╔══
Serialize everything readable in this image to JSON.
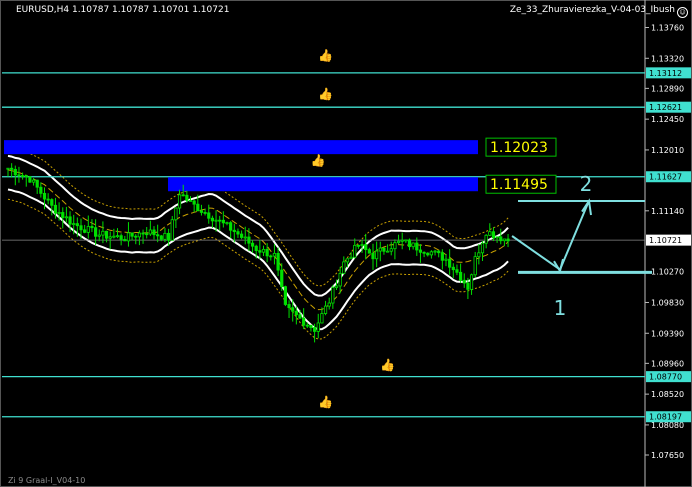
{
  "window": {
    "symbol_header": "EURUSD,H4  1.10787 1.10787 1.10701 1.10721",
    "indicator_name": "Ze_33_Zhuravierezka_V-04-03_Ibush",
    "indicator_icon": "smiley-icon",
    "footer_label": "Zi 9 Graal-I_V04-10"
  },
  "colors": {
    "background": "#000000",
    "candle": "#00e000",
    "level_line": "#40e0d0",
    "zone": "#0000ff",
    "band": "#ffffff",
    "dotted_band": "#c8a000",
    "annotation": "#7fdfe0",
    "zone_label_text": "#ffff00",
    "zone_label_border": "#00c000",
    "price_tag": "#40e0d0",
    "axis_text": "#ffffff"
  },
  "chart_data": {
    "type": "candlestick",
    "symbol": "EURUSD",
    "timeframe": "H4",
    "ylim": [
      1.0715,
      1.1395
    ],
    "price_ticks": [
      "1.13760",
      "1.13320",
      "1.12890",
      "1.12450",
      "1.12010",
      "1.11140",
      "1.10270",
      "1.09830",
      "1.09390",
      "1.08960",
      "1.08520",
      "1.08080",
      "1.07650"
    ],
    "level_lines": [
      {
        "price": 1.13112,
        "label": "1.13112"
      },
      {
        "price": 1.12621,
        "label": "1.12621"
      },
      {
        "price": 1.11627,
        "label": "1.11627"
      },
      {
        "price": 1.0877,
        "label": "1.08770"
      },
      {
        "price": 1.08197,
        "label": "1.08197"
      }
    ],
    "current_price": {
      "price": 1.10721,
      "label": "1.10721"
    },
    "zones": [
      {
        "top": 1.1215,
        "bottom": 1.1195,
        "label": "1.12023"
      },
      {
        "top": 1.1162,
        "bottom": 1.1142,
        "label": "1.11495"
      }
    ],
    "thumb_markers": [
      {
        "bar": 87,
        "price": 1.133
      },
      {
        "bar": 87,
        "price": 1.1275
      },
      {
        "bar": 85,
        "price": 1.118
      },
      {
        "bar": 104,
        "price": 1.0888
      },
      {
        "bar": 87,
        "price": 1.0835
      }
    ],
    "annotations": [
      {
        "text": "2",
        "price": 1.1122,
        "bar": 151
      },
      {
        "text": "1",
        "price": 1.0968,
        "bar": 145
      }
    ],
    "close_anchors": [
      [
        0,
        1.1175
      ],
      [
        6,
        1.116
      ],
      [
        12,
        1.112
      ],
      [
        18,
        1.1095
      ],
      [
        25,
        1.108
      ],
      [
        32,
        1.1075
      ],
      [
        38,
        1.1085
      ],
      [
        44,
        1.1075
      ],
      [
        47,
        1.114
      ],
      [
        50,
        1.1125
      ],
      [
        56,
        1.1105
      ],
      [
        62,
        1.1085
      ],
      [
        68,
        1.106
      ],
      [
        73,
        1.105
      ],
      [
        76,
        1.0975
      ],
      [
        80,
        1.096
      ],
      [
        84,
        1.0945
      ],
      [
        88,
        1.0985
      ],
      [
        92,
        1.104
      ],
      [
        96,
        1.1065
      ],
      [
        100,
        1.105
      ],
      [
        104,
        1.1062
      ],
      [
        108,
        1.107
      ],
      [
        112,
        1.1062
      ],
      [
        116,
        1.1055
      ],
      [
        120,
        1.1045
      ],
      [
        124,
        1.102
      ],
      [
        126,
        1.1005
      ],
      [
        128,
        1.1045
      ],
      [
        131,
        1.1085
      ],
      [
        134,
        1.1078
      ],
      [
        137,
        1.1072
      ]
    ]
  }
}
╚══
Working from the lines above, reproduce the material exactly and exclude its pictures.

Serialize everything readable in this image to JSON.
{
  "window": {
    "symbol_header": "EURUSD,H4  1.10787 1.10787 1.10701 1.10721",
    "indicator_name": "Ze_33_Zhuravierezka_V-04-03_Ibush",
    "indicator_icon": "smiley-icon",
    "footer_label": "Zi 9 Graal-I_V04-10"
  },
  "colors": {
    "background": "#000000",
    "candle": "#00e000",
    "level_line": "#40e0d0",
    "zone": "#0000ff",
    "band": "#ffffff",
    "dotted_band": "#c8a000",
    "annotation": "#7fdfe0",
    "zone_label_text": "#ffff00",
    "zone_label_border": "#00c000",
    "price_tag": "#40e0d0",
    "axis_text": "#ffffff"
  },
  "chart_data": {
    "type": "candlestick",
    "symbol": "EURUSD",
    "timeframe": "H4",
    "ylim": [
      1.0715,
      1.1395
    ],
    "price_ticks": [
      "1.13760",
      "1.13320",
      "1.12890",
      "1.12450",
      "1.12010",
      "1.11140",
      "1.10270",
      "1.09830",
      "1.09390",
      "1.08960",
      "1.08520",
      "1.08080",
      "1.07650"
    ],
    "level_lines": [
      {
        "price": 1.13112,
        "label": "1.13112"
      },
      {
        "price": 1.12621,
        "label": "1.12621"
      },
      {
        "price": 1.11627,
        "label": "1.11627"
      },
      {
        "price": 1.0877,
        "label": "1.08770"
      },
      {
        "price": 1.08197,
        "label": "1.08197"
      }
    ],
    "current_price": {
      "price": 1.10721,
      "label": "1.10721"
    },
    "zones": [
      {
        "top": 1.1215,
        "bottom": 1.1195,
        "label": "1.12023"
      },
      {
        "top": 1.1162,
        "bottom": 1.1142,
        "label": "1.11495"
      }
    ],
    "thumb_markers": [
      {
        "bar": 87,
        "price": 1.133
      },
      {
        "bar": 87,
        "price": 1.1275
      },
      {
        "bar": 85,
        "price": 1.118
      },
      {
        "bar": 104,
        "price": 1.0888
      },
      {
        "bar": 87,
        "price": 1.0835
      }
    ],
    "annotations": [
      {
        "text": "2",
        "price": 1.1122,
        "bar": 151
      },
      {
        "text": "1",
        "price": 1.0968,
        "bar": 145
      }
    ],
    "close_anchors": [
      [
        0,
        1.1175
      ],
      [
        6,
        1.116
      ],
      [
        12,
        1.112
      ],
      [
        18,
        1.1095
      ],
      [
        25,
        1.108
      ],
      [
        32,
        1.1075
      ],
      [
        38,
        1.1085
      ],
      [
        44,
        1.1075
      ],
      [
        47,
        1.114
      ],
      [
        50,
        1.1125
      ],
      [
        56,
        1.1105
      ],
      [
        62,
        1.1085
      ],
      [
        68,
        1.106
      ],
      [
        73,
        1.105
      ],
      [
        76,
        1.0975
      ],
      [
        80,
        1.096
      ],
      [
        84,
        1.0945
      ],
      [
        88,
        1.0985
      ],
      [
        92,
        1.104
      ],
      [
        96,
        1.1065
      ],
      [
        100,
        1.105
      ],
      [
        104,
        1.1062
      ],
      [
        108,
        1.107
      ],
      [
        112,
        1.1062
      ],
      [
        116,
        1.1055
      ],
      [
        120,
        1.1045
      ],
      [
        124,
        1.102
      ],
      [
        126,
        1.1005
      ],
      [
        128,
        1.1045
      ],
      [
        131,
        1.1085
      ],
      [
        134,
        1.1078
      ],
      [
        137,
        1.1072
      ]
    ]
  }
}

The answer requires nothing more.